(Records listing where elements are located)

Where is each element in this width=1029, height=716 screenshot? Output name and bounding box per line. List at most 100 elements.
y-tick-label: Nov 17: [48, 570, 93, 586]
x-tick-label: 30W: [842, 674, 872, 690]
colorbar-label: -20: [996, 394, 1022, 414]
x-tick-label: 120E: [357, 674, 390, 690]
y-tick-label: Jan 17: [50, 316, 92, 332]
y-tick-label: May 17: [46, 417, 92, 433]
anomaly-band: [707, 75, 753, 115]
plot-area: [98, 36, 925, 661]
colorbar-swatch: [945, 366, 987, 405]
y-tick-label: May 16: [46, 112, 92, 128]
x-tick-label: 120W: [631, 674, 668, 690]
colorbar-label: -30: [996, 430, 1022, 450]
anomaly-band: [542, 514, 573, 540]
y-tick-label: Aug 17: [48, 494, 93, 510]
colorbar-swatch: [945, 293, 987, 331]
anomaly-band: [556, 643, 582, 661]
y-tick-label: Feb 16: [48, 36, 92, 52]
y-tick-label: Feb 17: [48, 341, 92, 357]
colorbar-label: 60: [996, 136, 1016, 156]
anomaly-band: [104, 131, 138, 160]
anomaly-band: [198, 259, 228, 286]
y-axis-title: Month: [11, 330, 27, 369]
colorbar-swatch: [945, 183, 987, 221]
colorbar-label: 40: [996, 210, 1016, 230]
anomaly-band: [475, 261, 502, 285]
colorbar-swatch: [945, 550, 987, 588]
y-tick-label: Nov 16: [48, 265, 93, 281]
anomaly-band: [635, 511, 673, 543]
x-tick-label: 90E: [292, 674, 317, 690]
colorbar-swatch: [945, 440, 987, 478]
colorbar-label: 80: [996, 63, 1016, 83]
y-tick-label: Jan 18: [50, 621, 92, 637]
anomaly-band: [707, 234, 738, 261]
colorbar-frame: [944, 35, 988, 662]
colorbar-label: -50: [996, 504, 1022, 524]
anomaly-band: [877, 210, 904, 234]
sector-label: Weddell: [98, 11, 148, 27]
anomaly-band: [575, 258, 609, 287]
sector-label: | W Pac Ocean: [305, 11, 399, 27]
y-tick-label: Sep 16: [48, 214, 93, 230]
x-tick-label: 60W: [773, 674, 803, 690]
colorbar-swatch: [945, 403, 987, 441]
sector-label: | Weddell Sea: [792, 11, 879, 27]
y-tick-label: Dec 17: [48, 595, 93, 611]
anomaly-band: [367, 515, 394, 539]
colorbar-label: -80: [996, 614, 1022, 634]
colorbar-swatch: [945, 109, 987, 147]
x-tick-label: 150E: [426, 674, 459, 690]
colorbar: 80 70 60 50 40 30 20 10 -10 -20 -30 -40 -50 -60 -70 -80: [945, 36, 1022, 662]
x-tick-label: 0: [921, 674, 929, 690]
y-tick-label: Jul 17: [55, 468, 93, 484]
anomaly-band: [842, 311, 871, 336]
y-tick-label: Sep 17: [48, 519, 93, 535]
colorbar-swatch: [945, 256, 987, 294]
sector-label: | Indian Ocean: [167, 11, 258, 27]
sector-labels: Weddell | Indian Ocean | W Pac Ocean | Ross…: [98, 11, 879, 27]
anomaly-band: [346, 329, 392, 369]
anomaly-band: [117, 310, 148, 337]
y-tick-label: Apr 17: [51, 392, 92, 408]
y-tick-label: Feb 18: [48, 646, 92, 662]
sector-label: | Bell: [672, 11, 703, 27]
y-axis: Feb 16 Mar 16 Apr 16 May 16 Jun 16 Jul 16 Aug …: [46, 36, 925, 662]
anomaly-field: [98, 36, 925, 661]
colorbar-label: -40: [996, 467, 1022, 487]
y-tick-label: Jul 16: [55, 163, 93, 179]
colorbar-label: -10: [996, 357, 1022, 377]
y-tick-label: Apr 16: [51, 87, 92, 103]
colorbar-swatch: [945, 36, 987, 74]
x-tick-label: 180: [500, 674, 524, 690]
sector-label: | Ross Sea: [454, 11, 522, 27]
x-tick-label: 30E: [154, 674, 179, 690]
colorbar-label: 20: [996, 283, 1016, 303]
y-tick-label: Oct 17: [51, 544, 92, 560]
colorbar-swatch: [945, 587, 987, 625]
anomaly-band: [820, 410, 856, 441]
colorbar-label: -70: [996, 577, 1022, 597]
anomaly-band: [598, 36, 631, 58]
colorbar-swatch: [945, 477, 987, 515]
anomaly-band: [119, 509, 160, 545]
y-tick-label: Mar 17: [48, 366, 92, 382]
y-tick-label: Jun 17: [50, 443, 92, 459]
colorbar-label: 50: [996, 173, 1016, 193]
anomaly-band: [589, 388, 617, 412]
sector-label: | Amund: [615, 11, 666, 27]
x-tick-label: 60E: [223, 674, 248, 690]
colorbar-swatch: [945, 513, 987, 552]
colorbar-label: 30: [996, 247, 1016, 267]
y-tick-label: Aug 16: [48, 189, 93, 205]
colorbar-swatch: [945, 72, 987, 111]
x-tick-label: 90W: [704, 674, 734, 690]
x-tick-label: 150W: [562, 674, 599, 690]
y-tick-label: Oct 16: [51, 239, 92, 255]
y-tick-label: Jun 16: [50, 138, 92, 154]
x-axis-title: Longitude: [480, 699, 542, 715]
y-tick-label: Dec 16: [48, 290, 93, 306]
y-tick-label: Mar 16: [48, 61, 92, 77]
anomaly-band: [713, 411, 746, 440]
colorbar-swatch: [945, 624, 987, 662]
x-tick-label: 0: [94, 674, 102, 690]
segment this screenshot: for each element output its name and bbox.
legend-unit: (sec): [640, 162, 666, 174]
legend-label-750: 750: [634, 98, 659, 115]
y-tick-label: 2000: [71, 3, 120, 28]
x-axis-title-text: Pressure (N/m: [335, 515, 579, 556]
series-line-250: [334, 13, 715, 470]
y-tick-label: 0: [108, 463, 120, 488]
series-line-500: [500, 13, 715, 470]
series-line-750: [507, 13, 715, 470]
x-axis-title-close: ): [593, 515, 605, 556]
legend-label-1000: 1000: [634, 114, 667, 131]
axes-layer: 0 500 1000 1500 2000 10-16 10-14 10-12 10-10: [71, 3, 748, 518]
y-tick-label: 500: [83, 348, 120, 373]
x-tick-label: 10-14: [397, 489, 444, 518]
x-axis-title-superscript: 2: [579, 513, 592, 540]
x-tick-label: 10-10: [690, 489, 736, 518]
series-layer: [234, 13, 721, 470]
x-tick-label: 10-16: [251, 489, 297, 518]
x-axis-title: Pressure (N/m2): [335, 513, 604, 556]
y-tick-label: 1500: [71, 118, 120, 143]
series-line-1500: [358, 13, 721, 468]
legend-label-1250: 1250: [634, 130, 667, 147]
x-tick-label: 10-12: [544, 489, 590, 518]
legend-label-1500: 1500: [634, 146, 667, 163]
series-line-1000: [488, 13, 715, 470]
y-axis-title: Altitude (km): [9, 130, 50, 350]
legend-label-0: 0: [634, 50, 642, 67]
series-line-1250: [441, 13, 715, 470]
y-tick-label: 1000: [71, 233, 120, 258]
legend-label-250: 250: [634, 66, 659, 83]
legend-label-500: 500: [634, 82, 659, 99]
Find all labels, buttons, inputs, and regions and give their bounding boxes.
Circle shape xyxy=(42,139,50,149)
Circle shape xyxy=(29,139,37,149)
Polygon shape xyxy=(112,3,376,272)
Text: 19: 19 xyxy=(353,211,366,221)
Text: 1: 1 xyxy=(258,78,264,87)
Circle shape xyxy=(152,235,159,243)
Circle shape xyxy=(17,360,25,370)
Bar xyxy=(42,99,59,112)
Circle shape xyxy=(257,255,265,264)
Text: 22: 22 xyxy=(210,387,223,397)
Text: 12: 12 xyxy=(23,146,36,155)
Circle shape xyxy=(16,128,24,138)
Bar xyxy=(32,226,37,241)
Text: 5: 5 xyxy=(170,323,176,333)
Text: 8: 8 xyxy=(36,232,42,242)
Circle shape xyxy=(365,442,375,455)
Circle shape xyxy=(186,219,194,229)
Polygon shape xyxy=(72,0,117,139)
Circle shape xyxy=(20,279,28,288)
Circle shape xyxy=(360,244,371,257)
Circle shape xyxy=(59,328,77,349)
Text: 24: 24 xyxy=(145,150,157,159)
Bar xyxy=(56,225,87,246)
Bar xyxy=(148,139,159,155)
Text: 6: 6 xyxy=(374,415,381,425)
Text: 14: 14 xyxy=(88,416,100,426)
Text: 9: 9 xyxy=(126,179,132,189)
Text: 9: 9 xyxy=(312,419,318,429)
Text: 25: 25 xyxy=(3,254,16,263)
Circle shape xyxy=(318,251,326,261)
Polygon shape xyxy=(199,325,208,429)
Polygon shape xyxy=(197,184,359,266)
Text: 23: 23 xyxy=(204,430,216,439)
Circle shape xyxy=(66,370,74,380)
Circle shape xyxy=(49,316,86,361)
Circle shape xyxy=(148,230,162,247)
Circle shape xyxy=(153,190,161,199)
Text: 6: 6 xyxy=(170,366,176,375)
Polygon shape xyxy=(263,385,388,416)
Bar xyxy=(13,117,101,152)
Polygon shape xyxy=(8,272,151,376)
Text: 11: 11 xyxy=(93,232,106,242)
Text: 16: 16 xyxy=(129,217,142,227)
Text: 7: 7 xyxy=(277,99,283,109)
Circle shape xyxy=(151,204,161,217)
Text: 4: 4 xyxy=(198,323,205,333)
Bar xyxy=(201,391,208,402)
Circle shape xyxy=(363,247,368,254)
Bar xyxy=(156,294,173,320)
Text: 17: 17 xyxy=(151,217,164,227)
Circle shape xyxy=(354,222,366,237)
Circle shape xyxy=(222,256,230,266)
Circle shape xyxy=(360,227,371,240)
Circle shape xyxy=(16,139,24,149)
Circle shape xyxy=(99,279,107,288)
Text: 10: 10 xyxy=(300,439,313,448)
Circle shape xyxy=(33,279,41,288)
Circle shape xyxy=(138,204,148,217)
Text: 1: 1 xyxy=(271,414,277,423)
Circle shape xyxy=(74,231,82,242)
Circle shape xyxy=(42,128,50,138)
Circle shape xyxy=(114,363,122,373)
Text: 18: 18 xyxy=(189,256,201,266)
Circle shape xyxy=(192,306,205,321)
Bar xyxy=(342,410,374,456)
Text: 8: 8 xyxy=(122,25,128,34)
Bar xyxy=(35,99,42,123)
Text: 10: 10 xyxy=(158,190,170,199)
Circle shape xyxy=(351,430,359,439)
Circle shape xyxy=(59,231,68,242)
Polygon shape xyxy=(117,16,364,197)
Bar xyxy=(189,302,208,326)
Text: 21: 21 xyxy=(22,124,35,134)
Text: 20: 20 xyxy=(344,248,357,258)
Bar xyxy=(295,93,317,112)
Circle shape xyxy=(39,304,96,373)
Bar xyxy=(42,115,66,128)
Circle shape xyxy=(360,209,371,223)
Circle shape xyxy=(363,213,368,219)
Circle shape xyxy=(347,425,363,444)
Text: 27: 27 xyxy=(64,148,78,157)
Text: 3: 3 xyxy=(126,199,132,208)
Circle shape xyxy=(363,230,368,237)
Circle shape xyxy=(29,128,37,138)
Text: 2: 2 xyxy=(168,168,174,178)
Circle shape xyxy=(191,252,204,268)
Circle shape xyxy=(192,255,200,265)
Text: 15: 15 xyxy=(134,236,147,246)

Do this. Arrange the lines of the records, from the first line through the line containing "colorbar-swatch: [945, 440, 987, 478]" (including that line), as a JSON list of strings with one string per line. Leave out any blank lines.

Exercise solution.
[
  "Where is each element in this width=1029, height=716 screenshot? Output name and bounding box per line. List at most 100 elements.",
  "y-tick-label: Nov 17: [48, 570, 93, 586]",
  "x-tick-label: 30W: [842, 674, 872, 690]",
  "colorbar-label: -20: [996, 394, 1022, 414]",
  "x-tick-label: 120E: [357, 674, 390, 690]",
  "y-tick-label: Jan 17: [50, 316, 92, 332]",
  "y-tick-label: May 17: [46, 417, 92, 433]",
  "anomaly-band: [707, 75, 753, 115]",
  "plot-area: [98, 36, 925, 661]",
  "colorbar-swatch: [945, 366, 987, 405]",
  "y-tick-label: May 16: [46, 112, 92, 128]",
  "x-tick-label: 120W: [631, 674, 668, 690]",
  "colorbar-label: -30: [996, 430, 1022, 450]",
  "anomaly-band: [542, 514, 573, 540]",
  "y-tick-label: Aug 17: [48, 494, 93, 510]",
  "colorbar-swatch: [945, 293, 987, 331]",
  "anomaly-band: [556, 643, 582, 661]",
  "y-tick-label: Feb 16: [48, 36, 92, 52]",
  "y-tick-label: Feb 17: [48, 341, 92, 357]",
  "colorbar-label: 60: [996, 136, 1016, 156]",
  "anomaly-band: [104, 131, 138, 160]",
  "anomaly-band: [198, 259, 228, 286]",
  "y-axis-title: Month: [11, 330, 27, 369]",
  "colorbar-swatch: [945, 183, 987, 221]",
  "colorbar-label: 40: [996, 210, 1016, 230]",
  "anomaly-band: [475, 261, 502, 285]",
  "colorbar-swatch: [945, 550, 987, 588]",
  "y-tick-label: Nov 16: [48, 265, 93, 281]",
  "anomaly-band: [635, 511, 673, 543]",
  "x-tick-label: 90E: [292, 674, 317, 690]",
  "colorbar-swatch: [945, 440, 987, 478]"
]